Given task: Reproduce every line of the material below character for character, with nothing added, dropped, or reworded.

[Start]

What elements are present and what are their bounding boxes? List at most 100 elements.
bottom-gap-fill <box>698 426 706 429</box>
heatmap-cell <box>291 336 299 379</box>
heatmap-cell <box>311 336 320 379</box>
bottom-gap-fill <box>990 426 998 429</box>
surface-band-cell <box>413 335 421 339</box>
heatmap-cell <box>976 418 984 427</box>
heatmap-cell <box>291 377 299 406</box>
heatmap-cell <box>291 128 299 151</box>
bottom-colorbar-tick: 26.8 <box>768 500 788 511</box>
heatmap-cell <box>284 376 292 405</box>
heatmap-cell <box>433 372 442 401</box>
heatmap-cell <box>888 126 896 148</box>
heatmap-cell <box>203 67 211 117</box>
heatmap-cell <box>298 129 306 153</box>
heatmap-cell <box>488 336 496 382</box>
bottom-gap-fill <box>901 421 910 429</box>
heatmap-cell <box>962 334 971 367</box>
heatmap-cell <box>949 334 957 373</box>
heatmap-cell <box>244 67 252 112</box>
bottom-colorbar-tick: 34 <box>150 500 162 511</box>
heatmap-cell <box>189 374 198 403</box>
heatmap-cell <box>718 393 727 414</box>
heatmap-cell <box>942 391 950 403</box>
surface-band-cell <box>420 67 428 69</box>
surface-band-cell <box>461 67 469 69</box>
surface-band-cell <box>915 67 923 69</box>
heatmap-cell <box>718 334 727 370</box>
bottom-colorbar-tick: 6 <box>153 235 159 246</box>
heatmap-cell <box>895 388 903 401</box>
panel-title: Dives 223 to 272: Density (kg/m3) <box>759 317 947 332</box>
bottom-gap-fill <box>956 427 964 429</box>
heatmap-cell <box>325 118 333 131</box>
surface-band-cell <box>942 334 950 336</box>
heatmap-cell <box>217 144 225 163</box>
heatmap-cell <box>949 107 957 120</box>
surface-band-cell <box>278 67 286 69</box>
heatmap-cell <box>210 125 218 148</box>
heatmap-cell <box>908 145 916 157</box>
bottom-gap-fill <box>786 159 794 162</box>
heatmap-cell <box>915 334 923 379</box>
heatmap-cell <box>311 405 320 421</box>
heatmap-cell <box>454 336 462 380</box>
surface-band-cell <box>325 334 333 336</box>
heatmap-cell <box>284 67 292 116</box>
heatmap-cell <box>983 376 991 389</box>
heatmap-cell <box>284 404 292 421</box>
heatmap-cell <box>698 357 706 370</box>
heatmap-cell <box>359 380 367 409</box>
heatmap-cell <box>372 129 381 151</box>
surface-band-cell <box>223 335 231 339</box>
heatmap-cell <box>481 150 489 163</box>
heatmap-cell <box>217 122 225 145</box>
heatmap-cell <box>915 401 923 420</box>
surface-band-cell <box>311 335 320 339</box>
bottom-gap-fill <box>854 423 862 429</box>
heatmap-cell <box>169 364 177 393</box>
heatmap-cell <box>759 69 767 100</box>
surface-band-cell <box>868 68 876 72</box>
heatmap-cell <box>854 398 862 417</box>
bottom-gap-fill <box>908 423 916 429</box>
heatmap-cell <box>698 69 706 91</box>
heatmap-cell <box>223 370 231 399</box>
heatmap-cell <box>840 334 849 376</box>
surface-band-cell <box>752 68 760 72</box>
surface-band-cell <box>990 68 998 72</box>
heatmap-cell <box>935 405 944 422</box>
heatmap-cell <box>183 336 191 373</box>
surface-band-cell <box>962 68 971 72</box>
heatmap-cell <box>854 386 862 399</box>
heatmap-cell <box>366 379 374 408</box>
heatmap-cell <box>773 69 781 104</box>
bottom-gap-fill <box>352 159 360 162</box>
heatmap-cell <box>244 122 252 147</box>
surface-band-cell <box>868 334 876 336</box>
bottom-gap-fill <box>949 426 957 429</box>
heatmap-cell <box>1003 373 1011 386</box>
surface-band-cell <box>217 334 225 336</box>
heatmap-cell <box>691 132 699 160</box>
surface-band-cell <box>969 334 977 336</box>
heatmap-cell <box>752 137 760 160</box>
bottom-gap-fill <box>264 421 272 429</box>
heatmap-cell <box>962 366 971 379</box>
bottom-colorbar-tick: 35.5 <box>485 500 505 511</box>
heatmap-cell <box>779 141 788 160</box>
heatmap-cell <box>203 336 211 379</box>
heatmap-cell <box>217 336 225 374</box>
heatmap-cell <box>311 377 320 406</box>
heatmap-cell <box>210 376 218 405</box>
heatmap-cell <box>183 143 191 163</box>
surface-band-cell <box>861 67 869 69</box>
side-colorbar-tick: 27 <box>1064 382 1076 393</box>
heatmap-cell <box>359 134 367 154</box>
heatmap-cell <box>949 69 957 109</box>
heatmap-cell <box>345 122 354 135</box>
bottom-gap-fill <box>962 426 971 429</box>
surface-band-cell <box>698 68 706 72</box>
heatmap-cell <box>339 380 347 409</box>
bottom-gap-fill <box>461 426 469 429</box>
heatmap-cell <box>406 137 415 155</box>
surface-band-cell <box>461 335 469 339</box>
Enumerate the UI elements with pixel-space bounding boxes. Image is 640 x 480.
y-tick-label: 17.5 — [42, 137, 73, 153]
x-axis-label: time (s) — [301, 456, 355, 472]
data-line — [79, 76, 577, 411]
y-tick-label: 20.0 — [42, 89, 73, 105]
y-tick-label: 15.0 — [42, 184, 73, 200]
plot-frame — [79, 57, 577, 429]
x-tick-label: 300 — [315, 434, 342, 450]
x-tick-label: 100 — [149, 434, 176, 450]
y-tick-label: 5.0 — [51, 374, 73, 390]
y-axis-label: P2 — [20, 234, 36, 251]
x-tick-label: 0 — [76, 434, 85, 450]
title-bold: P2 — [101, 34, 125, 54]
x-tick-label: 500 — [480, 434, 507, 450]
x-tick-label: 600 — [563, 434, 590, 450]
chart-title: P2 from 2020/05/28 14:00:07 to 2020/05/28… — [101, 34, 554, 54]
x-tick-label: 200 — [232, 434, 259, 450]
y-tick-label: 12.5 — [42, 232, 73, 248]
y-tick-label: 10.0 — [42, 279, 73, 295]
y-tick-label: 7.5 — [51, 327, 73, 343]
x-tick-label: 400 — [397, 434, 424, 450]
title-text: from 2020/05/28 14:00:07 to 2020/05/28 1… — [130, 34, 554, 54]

[End]

Full response:
What elements are present and what are their bounding boxes? List at most 100 elements.
bottom-gap-fill <box>698 426 706 429</box>
heatmap-cell <box>291 336 299 379</box>
heatmap-cell <box>311 336 320 379</box>
bottom-gap-fill <box>990 426 998 429</box>
surface-band-cell <box>413 335 421 339</box>
heatmap-cell <box>976 418 984 427</box>
heatmap-cell <box>291 377 299 406</box>
heatmap-cell <box>291 128 299 151</box>
bottom-colorbar-tick: 26.8 <box>768 500 788 511</box>
heatmap-cell <box>284 376 292 405</box>
heatmap-cell <box>433 372 442 401</box>
heatmap-cell <box>888 126 896 148</box>
heatmap-cell <box>203 67 211 117</box>
heatmap-cell <box>298 129 306 153</box>
heatmap-cell <box>488 336 496 382</box>
bottom-gap-fill <box>901 421 910 429</box>
heatmap-cell <box>962 334 971 367</box>
heatmap-cell <box>949 334 957 373</box>
heatmap-cell <box>244 67 252 112</box>
bottom-colorbar-tick: 34 <box>150 500 162 511</box>
heatmap-cell <box>189 374 198 403</box>
heatmap-cell <box>718 393 727 414</box>
heatmap-cell <box>942 391 950 403</box>
surface-band-cell <box>420 67 428 69</box>
surface-band-cell <box>461 67 469 69</box>
surface-band-cell <box>915 67 923 69</box>
heatmap-cell <box>718 334 727 370</box>
bottom-colorbar-tick: 6 <box>153 235 159 246</box>
heatmap-cell <box>895 388 903 401</box>
panel-title: Dives 223 to 272: Density (kg/m3) <box>759 317 947 332</box>
bottom-gap-fill <box>956 427 964 429</box>
heatmap-cell <box>325 118 333 131</box>
surface-band-cell <box>942 334 950 336</box>
heatmap-cell <box>217 144 225 163</box>
heatmap-cell <box>949 107 957 120</box>
surface-band-cell <box>278 67 286 69</box>
heatmap-cell <box>210 125 218 148</box>
heatmap-cell <box>908 145 916 157</box>
bottom-gap-fill <box>786 159 794 162</box>
heatmap-cell <box>915 334 923 379</box>
heatmap-cell <box>311 405 320 421</box>
heatmap-cell <box>454 336 462 380</box>
surface-band-cell <box>325 334 333 336</box>
heatmap-cell <box>284 67 292 116</box>
heatmap-cell <box>983 376 991 389</box>
heatmap-cell <box>284 404 292 421</box>
heatmap-cell <box>698 357 706 370</box>
heatmap-cell <box>359 380 367 409</box>
heatmap-cell <box>372 129 381 151</box>
surface-band-cell <box>223 335 231 339</box>
heatmap-cell <box>481 150 489 163</box>
heatmap-cell <box>217 122 225 145</box>
heatmap-cell <box>915 401 923 420</box>
surface-band-cell <box>311 335 320 339</box>
bottom-gap-fill <box>854 423 862 429</box>
heatmap-cell <box>169 364 177 393</box>
heatmap-cell <box>759 69 767 100</box>
surface-band-cell <box>868 68 876 72</box>
heatmap-cell <box>854 398 862 417</box>
bottom-gap-fill <box>908 423 916 429</box>
heatmap-cell <box>698 69 706 91</box>
heatmap-cell <box>223 370 231 399</box>
heatmap-cell <box>840 334 849 376</box>
surface-band-cell <box>752 68 760 72</box>
surface-band-cell <box>990 68 998 72</box>
heatmap-cell <box>935 405 944 422</box>
heatmap-cell <box>183 336 191 373</box>
surface-band-cell <box>962 68 971 72</box>
heatmap-cell <box>854 386 862 399</box>
heatmap-cell <box>366 379 374 408</box>
heatmap-cell <box>773 69 781 104</box>
bottom-gap-fill <box>352 159 360 162</box>
heatmap-cell <box>244 122 252 147</box>
surface-band-cell <box>868 334 876 336</box>
bottom-gap-fill <box>949 426 957 429</box>
heatmap-cell <box>1003 373 1011 386</box>
surface-band-cell <box>217 334 225 336</box>
heatmap-cell <box>691 132 699 160</box>
surface-band-cell <box>969 334 977 336</box>
heatmap-cell <box>752 137 760 160</box>
bottom-gap-fill <box>264 421 272 429</box>
heatmap-cell <box>962 366 971 379</box>
bottom-colorbar-tick: 35.5 <box>485 500 505 511</box>
heatmap-cell <box>779 141 788 160</box>
heatmap-cell <box>203 336 211 379</box>
heatmap-cell <box>217 336 225 374</box>
heatmap-cell <box>311 377 320 406</box>
heatmap-cell <box>210 376 218 405</box>
heatmap-cell <box>183 143 191 163</box>
surface-band-cell <box>861 67 869 69</box>
side-colorbar-tick: 27 <box>1064 382 1076 393</box>
heatmap-cell <box>359 134 367 154</box>
heatmap-cell <box>949 69 957 109</box>
heatmap-cell <box>345 122 354 135</box>
bottom-gap-fill <box>962 426 971 429</box>
surface-band-cell <box>698 68 706 72</box>
heatmap-cell <box>339 380 347 409</box>
bottom-gap-fill <box>461 426 469 429</box>
heatmap-cell <box>406 137 415 155</box>
surface-band-cell <box>461 335 469 339</box>
Enumerate the UI elements with pixel-space bounding boxes. Image is 640 x 480.
y-tick-label: 17.5 — [42, 137, 73, 153]
x-axis-label: time (s) — [301, 456, 355, 472]
data-line — [79, 76, 577, 411]
y-tick-label: 20.0 — [42, 89, 73, 105]
y-tick-label: 15.0 — [42, 184, 73, 200]
plot-frame — [79, 57, 577, 429]
x-tick-label: 300 — [315, 434, 342, 450]
x-tick-label: 100 — [149, 434, 176, 450]
y-tick-label: 5.0 — [51, 374, 73, 390]
y-axis-label: P2 — [20, 234, 36, 251]
x-tick-label: 0 — [76, 434, 85, 450]
title-bold: P2 — [101, 34, 125, 54]
x-tick-label: 500 — [480, 434, 507, 450]
x-tick-label: 600 — [563, 434, 590, 450]
chart-title: P2 from 2020/05/28 14:00:07 to 2020/05/28… — [101, 34, 554, 54]
x-tick-label: 200 — [232, 434, 259, 450]
y-tick-label: 12.5 — [42, 232, 73, 248]
y-tick-label: 10.0 — [42, 279, 73, 295]
y-tick-label: 7.5 — [51, 327, 73, 343]
x-tick-label: 400 — [397, 434, 424, 450]
title-text: from 2020/05/28 14:00:07 to 2020/05/28 1… — [130, 34, 554, 54]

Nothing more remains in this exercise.